> _What you need to do_:
Copy all the data exactly, except the pictures.

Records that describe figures

§ §

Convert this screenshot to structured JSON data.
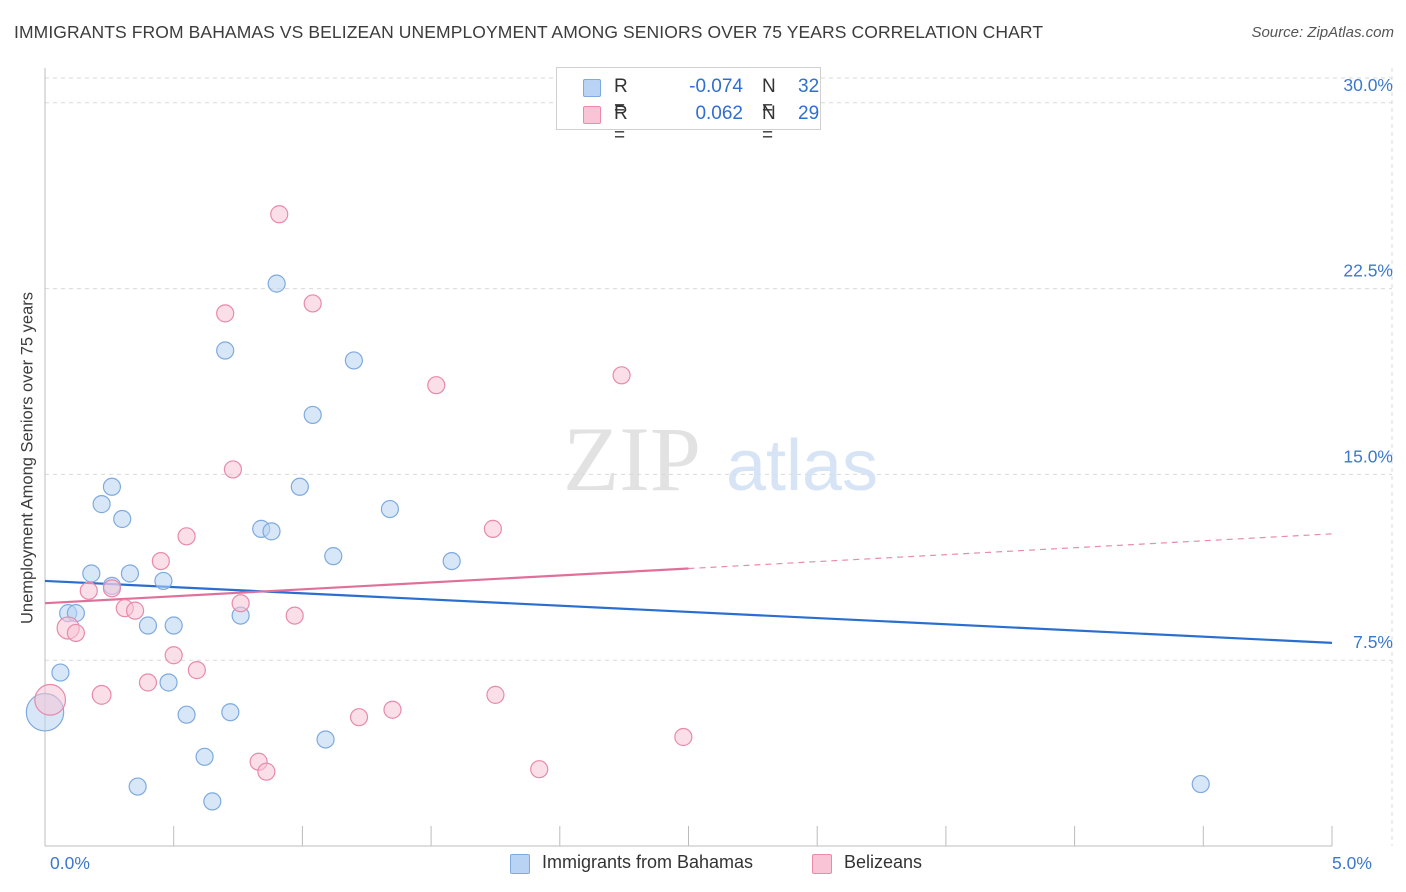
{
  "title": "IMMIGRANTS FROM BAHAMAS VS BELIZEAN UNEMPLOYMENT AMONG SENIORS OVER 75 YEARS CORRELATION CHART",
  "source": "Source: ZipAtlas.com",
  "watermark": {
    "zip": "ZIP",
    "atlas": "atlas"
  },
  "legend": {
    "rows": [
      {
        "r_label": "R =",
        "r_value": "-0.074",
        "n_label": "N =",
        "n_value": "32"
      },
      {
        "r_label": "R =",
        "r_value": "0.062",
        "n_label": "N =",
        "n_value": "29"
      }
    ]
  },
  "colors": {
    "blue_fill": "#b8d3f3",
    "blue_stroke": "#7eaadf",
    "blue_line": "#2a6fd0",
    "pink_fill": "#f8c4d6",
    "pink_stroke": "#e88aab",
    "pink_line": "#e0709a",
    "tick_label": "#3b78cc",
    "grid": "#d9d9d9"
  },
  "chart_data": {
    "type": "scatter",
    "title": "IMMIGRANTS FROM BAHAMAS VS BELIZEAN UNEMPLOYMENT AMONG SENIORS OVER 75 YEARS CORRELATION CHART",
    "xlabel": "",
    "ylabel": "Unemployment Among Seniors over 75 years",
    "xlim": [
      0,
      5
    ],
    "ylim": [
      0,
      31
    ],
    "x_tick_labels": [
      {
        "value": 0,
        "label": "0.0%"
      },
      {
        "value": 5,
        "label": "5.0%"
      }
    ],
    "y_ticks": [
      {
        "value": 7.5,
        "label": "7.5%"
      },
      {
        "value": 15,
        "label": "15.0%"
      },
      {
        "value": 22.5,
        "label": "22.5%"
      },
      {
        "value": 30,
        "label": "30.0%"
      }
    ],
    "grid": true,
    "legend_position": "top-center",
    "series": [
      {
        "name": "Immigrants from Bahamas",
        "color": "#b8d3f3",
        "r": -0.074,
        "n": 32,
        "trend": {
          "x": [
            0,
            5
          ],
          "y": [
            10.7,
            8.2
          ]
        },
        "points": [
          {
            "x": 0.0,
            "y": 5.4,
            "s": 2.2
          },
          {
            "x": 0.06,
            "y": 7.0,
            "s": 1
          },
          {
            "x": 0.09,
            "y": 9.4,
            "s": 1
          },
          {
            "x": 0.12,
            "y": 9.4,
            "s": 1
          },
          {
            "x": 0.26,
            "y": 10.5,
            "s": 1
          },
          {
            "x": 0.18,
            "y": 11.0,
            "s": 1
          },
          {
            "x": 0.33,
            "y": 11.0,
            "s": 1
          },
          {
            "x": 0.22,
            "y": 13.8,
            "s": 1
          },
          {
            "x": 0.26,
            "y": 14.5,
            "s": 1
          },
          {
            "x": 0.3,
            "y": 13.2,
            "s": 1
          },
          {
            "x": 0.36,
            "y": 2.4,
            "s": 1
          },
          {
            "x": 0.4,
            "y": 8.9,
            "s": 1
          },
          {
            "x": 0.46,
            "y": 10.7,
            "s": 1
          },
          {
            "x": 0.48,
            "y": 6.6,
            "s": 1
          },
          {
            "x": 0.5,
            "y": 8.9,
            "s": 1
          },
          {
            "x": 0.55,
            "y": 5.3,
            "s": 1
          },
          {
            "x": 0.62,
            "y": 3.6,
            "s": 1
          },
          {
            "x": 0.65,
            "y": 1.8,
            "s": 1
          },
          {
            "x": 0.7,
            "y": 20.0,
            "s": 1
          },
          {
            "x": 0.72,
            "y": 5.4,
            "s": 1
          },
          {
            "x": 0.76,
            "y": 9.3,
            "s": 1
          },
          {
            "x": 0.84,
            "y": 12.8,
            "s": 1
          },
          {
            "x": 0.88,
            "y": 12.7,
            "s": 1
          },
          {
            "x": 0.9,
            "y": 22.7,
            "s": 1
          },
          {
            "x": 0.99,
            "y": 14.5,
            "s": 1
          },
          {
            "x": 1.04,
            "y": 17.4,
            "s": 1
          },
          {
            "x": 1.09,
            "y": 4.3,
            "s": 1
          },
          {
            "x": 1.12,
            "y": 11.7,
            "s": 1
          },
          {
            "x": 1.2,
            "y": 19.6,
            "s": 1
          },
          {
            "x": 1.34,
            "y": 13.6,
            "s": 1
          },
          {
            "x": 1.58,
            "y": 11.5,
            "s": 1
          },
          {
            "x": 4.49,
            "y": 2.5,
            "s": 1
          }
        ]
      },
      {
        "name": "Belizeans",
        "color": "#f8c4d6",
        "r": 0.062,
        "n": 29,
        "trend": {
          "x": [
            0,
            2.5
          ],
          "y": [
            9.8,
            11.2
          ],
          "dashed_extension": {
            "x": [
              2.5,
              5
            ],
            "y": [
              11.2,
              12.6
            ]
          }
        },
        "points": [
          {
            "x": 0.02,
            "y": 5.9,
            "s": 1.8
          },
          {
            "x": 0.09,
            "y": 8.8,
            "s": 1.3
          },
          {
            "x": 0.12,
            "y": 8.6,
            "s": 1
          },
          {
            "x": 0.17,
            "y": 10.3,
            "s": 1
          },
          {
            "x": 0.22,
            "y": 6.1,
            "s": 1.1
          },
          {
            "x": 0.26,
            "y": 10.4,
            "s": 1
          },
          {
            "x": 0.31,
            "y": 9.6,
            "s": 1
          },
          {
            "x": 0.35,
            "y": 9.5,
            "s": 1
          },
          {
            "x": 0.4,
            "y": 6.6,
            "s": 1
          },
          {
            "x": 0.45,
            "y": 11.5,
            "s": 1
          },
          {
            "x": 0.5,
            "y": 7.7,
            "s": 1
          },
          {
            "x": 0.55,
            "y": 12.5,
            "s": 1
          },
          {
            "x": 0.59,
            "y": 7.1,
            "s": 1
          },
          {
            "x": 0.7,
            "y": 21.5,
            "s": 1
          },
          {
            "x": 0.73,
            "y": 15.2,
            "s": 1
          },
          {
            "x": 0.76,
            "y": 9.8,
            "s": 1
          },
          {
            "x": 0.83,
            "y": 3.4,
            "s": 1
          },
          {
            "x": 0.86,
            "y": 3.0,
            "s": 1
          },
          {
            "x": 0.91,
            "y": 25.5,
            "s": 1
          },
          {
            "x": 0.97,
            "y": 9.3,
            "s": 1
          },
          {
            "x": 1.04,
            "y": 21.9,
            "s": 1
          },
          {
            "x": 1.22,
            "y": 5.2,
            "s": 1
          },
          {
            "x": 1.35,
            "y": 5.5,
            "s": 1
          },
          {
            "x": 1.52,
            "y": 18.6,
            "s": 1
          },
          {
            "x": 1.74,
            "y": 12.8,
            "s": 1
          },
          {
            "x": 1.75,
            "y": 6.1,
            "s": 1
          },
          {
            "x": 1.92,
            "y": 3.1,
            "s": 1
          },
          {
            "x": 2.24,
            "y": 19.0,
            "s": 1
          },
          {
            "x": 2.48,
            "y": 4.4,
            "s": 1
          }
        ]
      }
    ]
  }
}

§ §

> _Response_:
Convert this screenshot to structured JSON data.
{
  "title": "IMMIGRANTS FROM BAHAMAS VS BELIZEAN UNEMPLOYMENT AMONG SENIORS OVER 75 YEARS CORRELATION CHART",
  "source": "Source: ZipAtlas.com",
  "watermark": {
    "zip": "ZIP",
    "atlas": "atlas"
  },
  "legend": {
    "rows": [
      {
        "r_label": "R =",
        "r_value": "-0.074",
        "n_label": "N =",
        "n_value": "32"
      },
      {
        "r_label": "R =",
        "r_value": "0.062",
        "n_label": "N =",
        "n_value": "29"
      }
    ]
  },
  "colors": {
    "blue_fill": "#b8d3f3",
    "blue_stroke": "#7eaadf",
    "blue_line": "#2a6fd0",
    "pink_fill": "#f8c4d6",
    "pink_stroke": "#e88aab",
    "pink_line": "#e0709a",
    "tick_label": "#3b78cc",
    "grid": "#d9d9d9"
  },
  "chart_data": {
    "type": "scatter",
    "title": "IMMIGRANTS FROM BAHAMAS VS BELIZEAN UNEMPLOYMENT AMONG SENIORS OVER 75 YEARS CORRELATION CHART",
    "xlabel": "",
    "ylabel": "Unemployment Among Seniors over 75 years",
    "xlim": [
      0,
      5
    ],
    "ylim": [
      0,
      31
    ],
    "x_tick_labels": [
      {
        "value": 0,
        "label": "0.0%"
      },
      {
        "value": 5,
        "label": "5.0%"
      }
    ],
    "y_ticks": [
      {
        "value": 7.5,
        "label": "7.5%"
      },
      {
        "value": 15,
        "label": "15.0%"
      },
      {
        "value": 22.5,
        "label": "22.5%"
      },
      {
        "value": 30,
        "label": "30.0%"
      }
    ],
    "grid": true,
    "legend_position": "top-center",
    "series": [
      {
        "name": "Immigrants from Bahamas",
        "color": "#b8d3f3",
        "r": -0.074,
        "n": 32,
        "trend": {
          "x": [
            0,
            5
          ],
          "y": [
            10.7,
            8.2
          ]
        },
        "points": [
          {
            "x": 0.0,
            "y": 5.4,
            "s": 2.2
          },
          {
            "x": 0.06,
            "y": 7.0,
            "s": 1
          },
          {
            "x": 0.09,
            "y": 9.4,
            "s": 1
          },
          {
            "x": 0.12,
            "y": 9.4,
            "s": 1
          },
          {
            "x": 0.26,
            "y": 10.5,
            "s": 1
          },
          {
            "x": 0.18,
            "y": 11.0,
            "s": 1
          },
          {
            "x": 0.33,
            "y": 11.0,
            "s": 1
          },
          {
            "x": 0.22,
            "y": 13.8,
            "s": 1
          },
          {
            "x": 0.26,
            "y": 14.5,
            "s": 1
          },
          {
            "x": 0.3,
            "y": 13.2,
            "s": 1
          },
          {
            "x": 0.36,
            "y": 2.4,
            "s": 1
          },
          {
            "x": 0.4,
            "y": 8.9,
            "s": 1
          },
          {
            "x": 0.46,
            "y": 10.7,
            "s": 1
          },
          {
            "x": 0.48,
            "y": 6.6,
            "s": 1
          },
          {
            "x": 0.5,
            "y": 8.9,
            "s": 1
          },
          {
            "x": 0.55,
            "y": 5.3,
            "s": 1
          },
          {
            "x": 0.62,
            "y": 3.6,
            "s": 1
          },
          {
            "x": 0.65,
            "y": 1.8,
            "s": 1
          },
          {
            "x": 0.7,
            "y": 20.0,
            "s": 1
          },
          {
            "x": 0.72,
            "y": 5.4,
            "s": 1
          },
          {
            "x": 0.76,
            "y": 9.3,
            "s": 1
          },
          {
            "x": 0.84,
            "y": 12.8,
            "s": 1
          },
          {
            "x": 0.88,
            "y": 12.7,
            "s": 1
          },
          {
            "x": 0.9,
            "y": 22.7,
            "s": 1
          },
          {
            "x": 0.99,
            "y": 14.5,
            "s": 1
          },
          {
            "x": 1.04,
            "y": 17.4,
            "s": 1
          },
          {
            "x": 1.09,
            "y": 4.3,
            "s": 1
          },
          {
            "x": 1.12,
            "y": 11.7,
            "s": 1
          },
          {
            "x": 1.2,
            "y": 19.6,
            "s": 1
          },
          {
            "x": 1.34,
            "y": 13.6,
            "s": 1
          },
          {
            "x": 1.58,
            "y": 11.5,
            "s": 1
          },
          {
            "x": 4.49,
            "y": 2.5,
            "s": 1
          }
        ]
      },
      {
        "name": "Belizeans",
        "color": "#f8c4d6",
        "r": 0.062,
        "n": 29,
        "trend": {
          "x": [
            0,
            2.5
          ],
          "y": [
            9.8,
            11.2
          ],
          "dashed_extension": {
            "x": [
              2.5,
              5
            ],
            "y": [
              11.2,
              12.6
            ]
          }
        },
        "points": [
          {
            "x": 0.02,
            "y": 5.9,
            "s": 1.8
          },
          {
            "x": 0.09,
            "y": 8.8,
            "s": 1.3
          },
          {
            "x": 0.12,
            "y": 8.6,
            "s": 1
          },
          {
            "x": 0.17,
            "y": 10.3,
            "s": 1
          },
          {
            "x": 0.22,
            "y": 6.1,
            "s": 1.1
          },
          {
            "x": 0.26,
            "y": 10.4,
            "s": 1
          },
          {
            "x": 0.31,
            "y": 9.6,
            "s": 1
          },
          {
            "x": 0.35,
            "y": 9.5,
            "s": 1
          },
          {
            "x": 0.4,
            "y": 6.6,
            "s": 1
          },
          {
            "x": 0.45,
            "y": 11.5,
            "s": 1
          },
          {
            "x": 0.5,
            "y": 7.7,
            "s": 1
          },
          {
            "x": 0.55,
            "y": 12.5,
            "s": 1
          },
          {
            "x": 0.59,
            "y": 7.1,
            "s": 1
          },
          {
            "x": 0.7,
            "y": 21.5,
            "s": 1
          },
          {
            "x": 0.73,
            "y": 15.2,
            "s": 1
          },
          {
            "x": 0.76,
            "y": 9.8,
            "s": 1
          },
          {
            "x": 0.83,
            "y": 3.4,
            "s": 1
          },
          {
            "x": 0.86,
            "y": 3.0,
            "s": 1
          },
          {
            "x": 0.91,
            "y": 25.5,
            "s": 1
          },
          {
            "x": 0.97,
            "y": 9.3,
            "s": 1
          },
          {
            "x": 1.04,
            "y": 21.9,
            "s": 1
          },
          {
            "x": 1.22,
            "y": 5.2,
            "s": 1
          },
          {
            "x": 1.35,
            "y": 5.5,
            "s": 1
          },
          {
            "x": 1.52,
            "y": 18.6,
            "s": 1
          },
          {
            "x": 1.74,
            "y": 12.8,
            "s": 1
          },
          {
            "x": 1.75,
            "y": 6.1,
            "s": 1
          },
          {
            "x": 1.92,
            "y": 3.1,
            "s": 1
          },
          {
            "x": 2.24,
            "y": 19.0,
            "s": 1
          },
          {
            "x": 2.48,
            "y": 4.4,
            "s": 1
          }
        ]
      }
    ]
  }
}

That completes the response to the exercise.